* YOUR GOAL
Scan the material for the word "repository", and copy each line where it shows up.

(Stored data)
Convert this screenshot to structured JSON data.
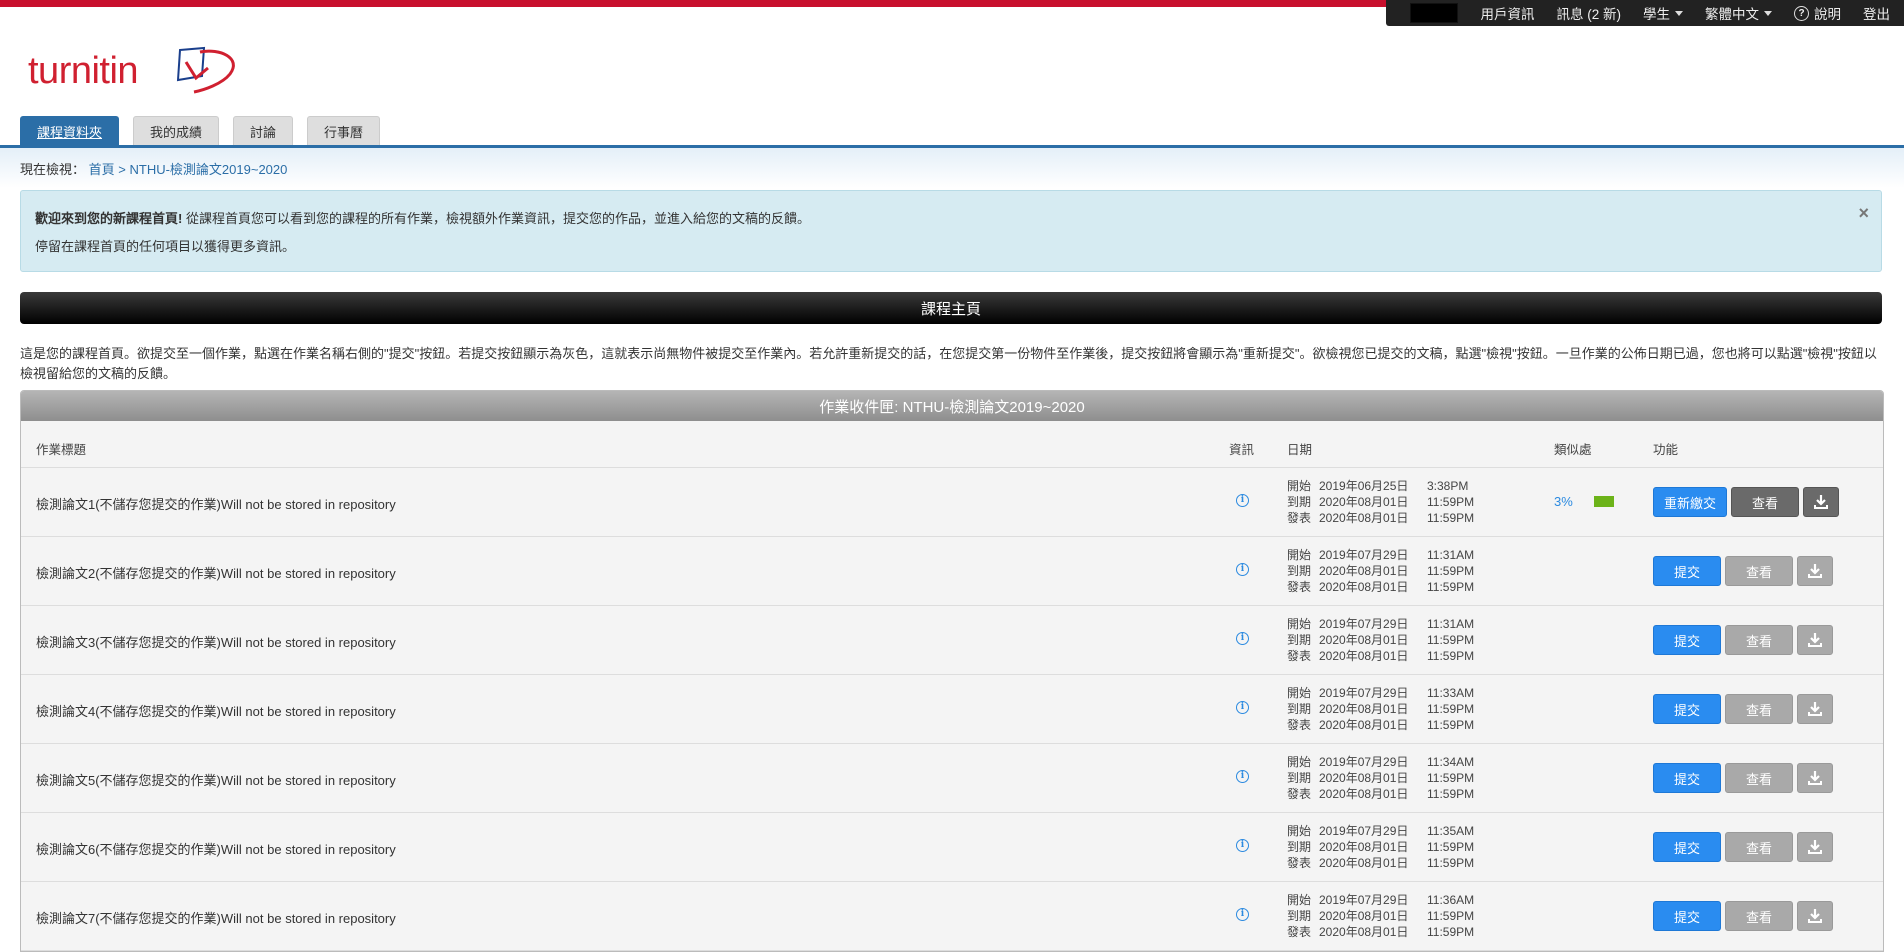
{
  "topnav": {
    "user_info": "用戶資訊",
    "messages": "訊息 (2 新)",
    "role": "學生",
    "language": "繁體中文",
    "help": "說明",
    "logout": "登出"
  },
  "brand": {
    "logo_text": "turnitin",
    "accent": "#c8102e"
  },
  "tabs": [
    {
      "label": "課程資料夾",
      "active": true
    },
    {
      "label": "我的成績"
    },
    {
      "label": "討論"
    },
    {
      "label": "行事曆"
    }
  ],
  "breadcrumb": {
    "prefix": "現在檢視：",
    "home": "首頁",
    "separator": ">",
    "current": "NTHU-檢測論文2019~2020"
  },
  "alert": {
    "bold": "歡迎來到您的新課程首頁!",
    "text": "從課程首頁您可以看到您的課程的所有作業，檢視額外作業資訊，提交您的作品，並進入給您的文稿的反饋。",
    "line2": "停留在課程首頁的任何項目以獲得更多資訊。",
    "close": "×"
  },
  "section_title": "課程主頁",
  "description": "這是您的課程首頁。欲提交至一個作業，點選在作業名稱右側的\"提交\"按鈕。若提交按鈕顯示為灰色，這就表示尚無物件被提交至作業內。若允許重新提交的話，在您提交第一份物件至作業後，提交按鈕將會顯示為\"重新提交\"。欲檢視您已提交的文稿，點選\"檢視\"按鈕。一旦作業的公佈日期已過，您也將可以點選\"檢視\"按鈕以檢視留給您的文稿的反饋。",
  "inbox": {
    "title": "作業收件匣: NTHU-檢測論文2019~2020",
    "columns": {
      "title": "作業標題",
      "info": "資訊",
      "dates": "日期",
      "similarity": "類似處",
      "actions": "功能"
    },
    "date_labels": {
      "start": "開始",
      "due": "到期",
      "post": "發表"
    },
    "buttons": {
      "resubmit": "重新繳交",
      "submit": "提交",
      "view": "查看"
    },
    "rows": [
      {
        "title": "檢測論文1(不儲存您提交的作業)Will not be stored in repository",
        "start_date": "2019年06月25日",
        "start_time": "3:38PM",
        "due_date": "2020年08月01日",
        "due_time": "11:59PM",
        "post_date": "2020年08月01日",
        "post_time": "11:59PM",
        "similarity": "3%",
        "submitted": true
      },
      {
        "title": "檢測論文2(不儲存您提交的作業)Will not be stored in repository",
        "start_date": "2019年07月29日",
        "start_time": "11:31AM",
        "due_date": "2020年08月01日",
        "due_time": "11:59PM",
        "post_date": "2020年08月01日",
        "post_time": "11:59PM",
        "similarity": "",
        "submitted": false
      },
      {
        "title": "檢測論文3(不儲存您提交的作業)Will not be stored in repository",
        "start_date": "2019年07月29日",
        "start_time": "11:31AM",
        "due_date": "2020年08月01日",
        "due_time": "11:59PM",
        "post_date": "2020年08月01日",
        "post_time": "11:59PM",
        "similarity": "",
        "submitted": false
      },
      {
        "title": "檢測論文4(不儲存您提交的作業)Will not be stored in repository",
        "start_date": "2019年07月29日",
        "start_time": "11:33AM",
        "due_date": "2020年08月01日",
        "due_time": "11:59PM",
        "post_date": "2020年08月01日",
        "post_time": "11:59PM",
        "similarity": "",
        "submitted": false
      },
      {
        "title": "檢測論文5(不儲存您提交的作業)Will not be stored in repository",
        "start_date": "2019年07月29日",
        "start_time": "11:34AM",
        "due_date": "2020年08月01日",
        "due_time": "11:59PM",
        "post_date": "2020年08月01日",
        "post_time": "11:59PM",
        "similarity": "",
        "submitted": false
      },
      {
        "title": "檢測論文6(不儲存您提交的作業)Will not be stored in repository",
        "start_date": "2019年07月29日",
        "start_time": "11:35AM",
        "due_date": "2020年08月01日",
        "due_time": "11:59PM",
        "post_date": "2020年08月01日",
        "post_time": "11:59PM",
        "similarity": "",
        "submitted": false
      },
      {
        "title": "檢測論文7(不儲存您提交的作業)Will not be stored in repository",
        "start_date": "2019年07月29日",
        "start_time": "11:36AM",
        "due_date": "2020年08月01日",
        "due_time": "11:59PM",
        "post_date": "2020年08月01日",
        "post_time": "11:59PM",
        "similarity": "",
        "submitted": false
      }
    ]
  }
}
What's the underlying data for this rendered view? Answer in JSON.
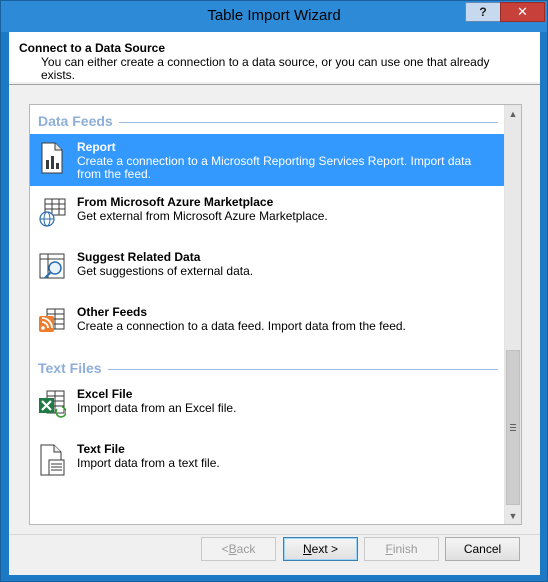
{
  "window": {
    "title": "Table Import Wizard",
    "help_glyph": "?",
    "close_glyph": "✕"
  },
  "header": {
    "title": "Connect to a Data Source",
    "description": "You can either create a connection to a data source, or you can use one that already exists."
  },
  "groups": [
    {
      "label": "Data Feeds",
      "items": [
        {
          "title": "Report",
          "desc": "Create a connection to a Microsoft Reporting Services Report. Import data from the feed.",
          "icon": "report-icon",
          "selected": true
        },
        {
          "title": "From Microsoft Azure Marketplace",
          "desc": "Get external from Microsoft Azure Marketplace.",
          "icon": "azure-marketplace-icon",
          "selected": false
        },
        {
          "title": "Suggest Related Data",
          "desc": "Get suggestions of external data.",
          "icon": "suggest-data-icon",
          "selected": false
        },
        {
          "title": "Other Feeds",
          "desc": "Create a connection to a data feed. Import data from the feed.",
          "icon": "data-feed-icon",
          "selected": false
        }
      ]
    },
    {
      "label": "Text Files",
      "items": [
        {
          "title": "Excel File",
          "desc": "Import data from an Excel file.",
          "icon": "excel-file-icon",
          "selected": false
        },
        {
          "title": "Text File",
          "desc": "Import data from a text file.",
          "icon": "text-file-icon",
          "selected": false
        }
      ]
    }
  ],
  "buttons": {
    "back_pre": "< ",
    "back_key": "B",
    "back_rest": "ack",
    "next_key": "N",
    "next_rest": "ext >",
    "finish_key": "F",
    "finish_rest": "inish",
    "cancel": "Cancel"
  },
  "colors": {
    "selection": "#3399ff",
    "group_header": "#8eafd8",
    "title_bar": "#2d8ad6"
  }
}
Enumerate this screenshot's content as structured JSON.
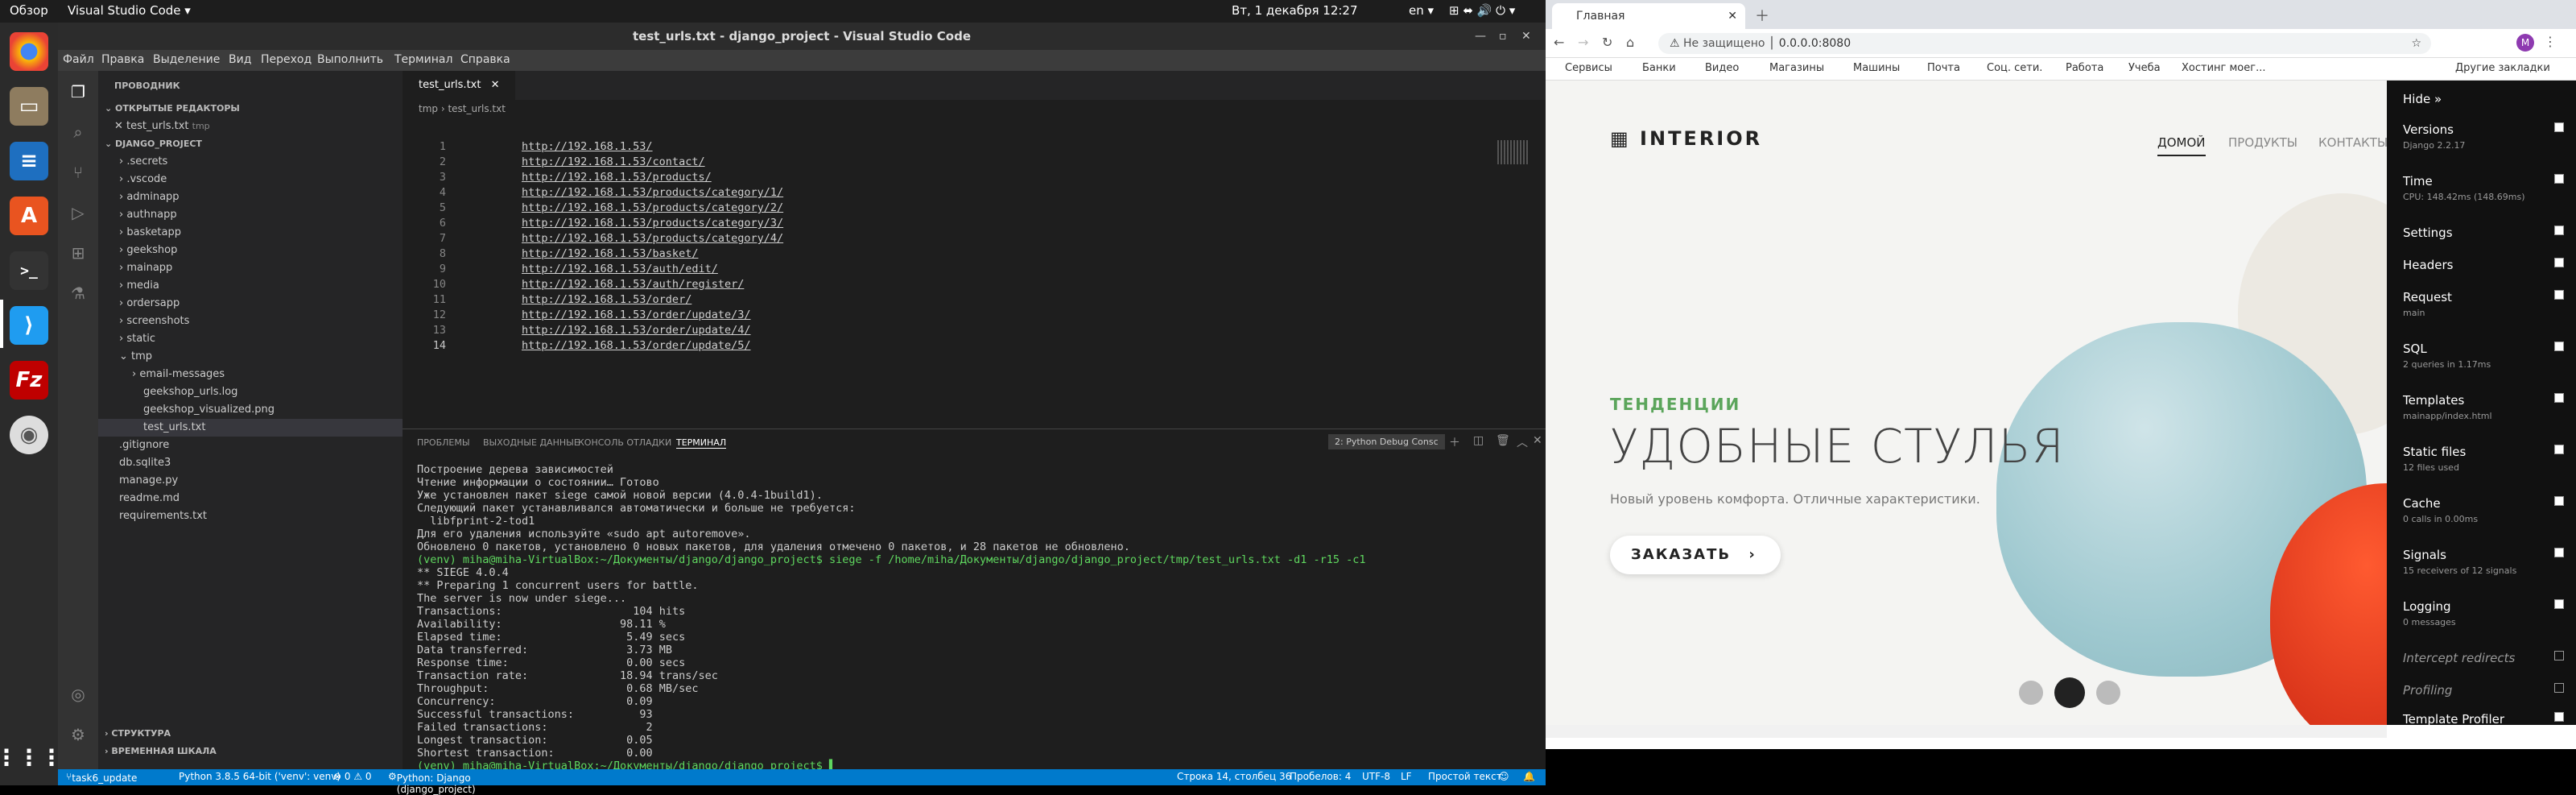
{
  "topbar": {
    "activities": "Обзор",
    "app": "Visual Studio Code ▾",
    "clock": "Вт, 1 декабря  12:27",
    "lang": "en ▾",
    "tray": "⊞ ⬌ 🔊 ⏻ ▾"
  },
  "dock": {
    "icons": [
      "chrome-icon",
      "files-icon",
      "libreoffice-writer-icon",
      "software-center-icon",
      "terminal-icon",
      "vscode-icon",
      "filezilla-icon",
      "disc-icon",
      "apps-grid-icon"
    ]
  },
  "vscode": {
    "title": "test_urls.txt - django_project - Visual Studio Code",
    "menu": [
      "Файл",
      "Правка",
      "Выделение",
      "Вид",
      "Переход",
      "Выполнить",
      "Терминал",
      "Справка"
    ],
    "sidebar": {
      "header": "ПРОВОДНИК",
      "open_editors": "ОТКРЫТЫЕ РЕДАКТОРЫ",
      "open_file": "test_urls.txt",
      "open_file_dir": "tmp",
      "project": "DJANGO_PROJECT",
      "tree": [
        ".secrets",
        ".vscode",
        "adminapp",
        "authnapp",
        "basketapp",
        "geekshop",
        "mainapp",
        "media",
        "ordersapp",
        "screenshots",
        "static",
        "tmp",
        "email-messages",
        "geekshop_urls.log",
        "geekshop_visualized.png",
        "test_urls.txt",
        ".gitignore",
        "db.sqlite3",
        "manage.py",
        "readme.md",
        "requirements.txt"
      ],
      "outline": "СТРУКТУРА",
      "timeline": "ВРЕМЕННАЯ ШКАЛА"
    },
    "tab": "test_urls.txt",
    "breadcrumb": "tmp  ›  test_urls.txt",
    "lines": [
      "http://192.168.1.53/",
      "http://192.168.1.53/contact/",
      "http://192.168.1.53/products/",
      "http://192.168.1.53/products/category/1/",
      "http://192.168.1.53/products/category/2/",
      "http://192.168.1.53/products/category/3/",
      "http://192.168.1.53/products/category/4/",
      "http://192.168.1.53/basket/",
      "http://192.168.1.53/auth/edit/",
      "http://192.168.1.53/auth/register/",
      "http://192.168.1.53/order/",
      "http://192.168.1.53/order/update/3/",
      "http://192.168.1.53/order/update/4/",
      "http://192.168.1.53/order/update/5/"
    ],
    "panel_tabs": [
      "ПРОБЛЕМЫ",
      "ВЫХОДНЫЕ ДАННЫЕ",
      "КОНСОЛЬ ОТЛАДКИ",
      "ТЕРМИНАЛ"
    ],
    "terminal_select": "2: Python Debug Consc",
    "terminal": [
      "Построение дерева зависимостей",
      "Чтение информации о состоянии… Готово",
      "Уже установлен пакет siege самой новой версии (4.0.4-1build1).",
      "Следующий пакет устанавливался автоматически и больше не требуется:",
      "  libfprint-2-tod1",
      "Для его удаления используйте «sudo apt autoremove».",
      "Обновлено 0 пакетов, установлено 0 новых пакетов, для удаления отмечено 0 пакетов, и 28 пакетов не обновлено.",
      "(venv) miha@miha-VirtualBox:~/Документы/django/django_project$ siege -f /home/miha/Документы/django/django_project/tmp/test_urls.txt -d1 -r15 -c1",
      "** SIEGE 4.0.4",
      "** Preparing 1 concurrent users for battle.",
      "The server is now under siege...",
      "Transactions:                    104 hits",
      "Availability:                  98.11 %",
      "Elapsed time:                   5.49 secs",
      "Data transferred:               3.73 MB",
      "Response time:                  0.00 secs",
      "Transaction rate:              18.94 trans/sec",
      "Throughput:                     0.68 MB/sec",
      "Concurrency:                    0.09",
      "Successful transactions:          93",
      "Failed transactions:               2",
      "Longest transaction:            0.05",
      "Shortest transaction:           0.00",
      "",
      "(venv) miha@miha-VirtualBox:~/Документы/django/django_project$ ▌"
    ],
    "status": {
      "branch": "task6_update",
      "python": "Python 3.8.5 64-bit ('venv': venv)",
      "problems": "⊗ 0 ⚠ 0",
      "debug": "Python: Django (django_project)",
      "position": "Строка 14, столбец 36",
      "spaces": "Пробелов: 4",
      "encoding": "UTF-8",
      "eol": "LF",
      "mode": "Простой текст"
    }
  },
  "browser": {
    "tab_title": "Главная",
    "url_security": "Не защищено",
    "url": "0.0.0.0:8080",
    "bookmarks": [
      "Сервисы",
      "Банки",
      "Видео",
      "Магазины",
      "Машины",
      "Почта",
      "Соц. сети.",
      "Работа",
      "Учеба",
      "Хостинг моег...",
      "Другие закладки"
    ],
    "site": {
      "logo": "INTERIOR",
      "nav": [
        "ДОМОЙ",
        "ПРОДУКТЫ",
        "КОНТАКТЫ"
      ],
      "eyebrow": "ТЕНДЕНЦИИ",
      "headline": "УДОБНЫЕ СТУЛЬЯ",
      "subtitle": "Новый уровень комфорта. Отличные характеристики.",
      "cta": "ЗАКАЗАТЬ"
    },
    "djdt": {
      "hide": "Hide »",
      "panels": [
        {
          "title": "Versions",
          "sub": "Django 2.2.17",
          "checked": true
        },
        {
          "title": "Time",
          "sub": "CPU: 148.42ms (148.69ms)",
          "checked": true
        },
        {
          "title": "Settings",
          "sub": "",
          "checked": true
        },
        {
          "title": "Headers",
          "sub": "",
          "checked": true
        },
        {
          "title": "Request",
          "sub": "main",
          "checked": true
        },
        {
          "title": "SQL",
          "sub": "2 queries in 1.17ms",
          "checked": true
        },
        {
          "title": "Templates",
          "sub": "mainapp/index.html",
          "checked": true
        },
        {
          "title": "Static files",
          "sub": "12 files used",
          "checked": true
        },
        {
          "title": "Cache",
          "sub": "0 calls in 0.00ms",
          "checked": true
        },
        {
          "title": "Signals",
          "sub": "15 receivers of 12 signals",
          "checked": true
        },
        {
          "title": "Logging",
          "sub": "0 messages",
          "checked": true
        },
        {
          "title": "Intercept redirects",
          "sub": "",
          "checked": false
        },
        {
          "title": "Profiling",
          "sub": "",
          "checked": false
        },
        {
          "title": "Template Profiler",
          "sub": "",
          "checked": true
        }
      ]
    }
  },
  "colors": {
    "accent": "#007acc",
    "brand_green": "#5ba55b",
    "djdt_bg": "#111111"
  }
}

* ANSWER TO THE EXERCISE
        "title": "檢測論文1(不儲存您提交的作業)Will not be stored in repository",
        "title": "檢測論文2(不儲存您提交的作業)Will not be stored in repository",
        "title": "檢測論文3(不儲存您提交的作業)Will not be stored in repository",
        "title": "檢測論文4(不儲存您提交的作業)Will not be stored in repository",
        "title": "檢測論文5(不儲存您提交的作業)Will not be stored in repository",
        "title": "檢測論文6(不儲存您提交的作業)Will not be stored in repository",
        "title": "檢測論文7(不儲存您提交的作業)Will not be stored in repository",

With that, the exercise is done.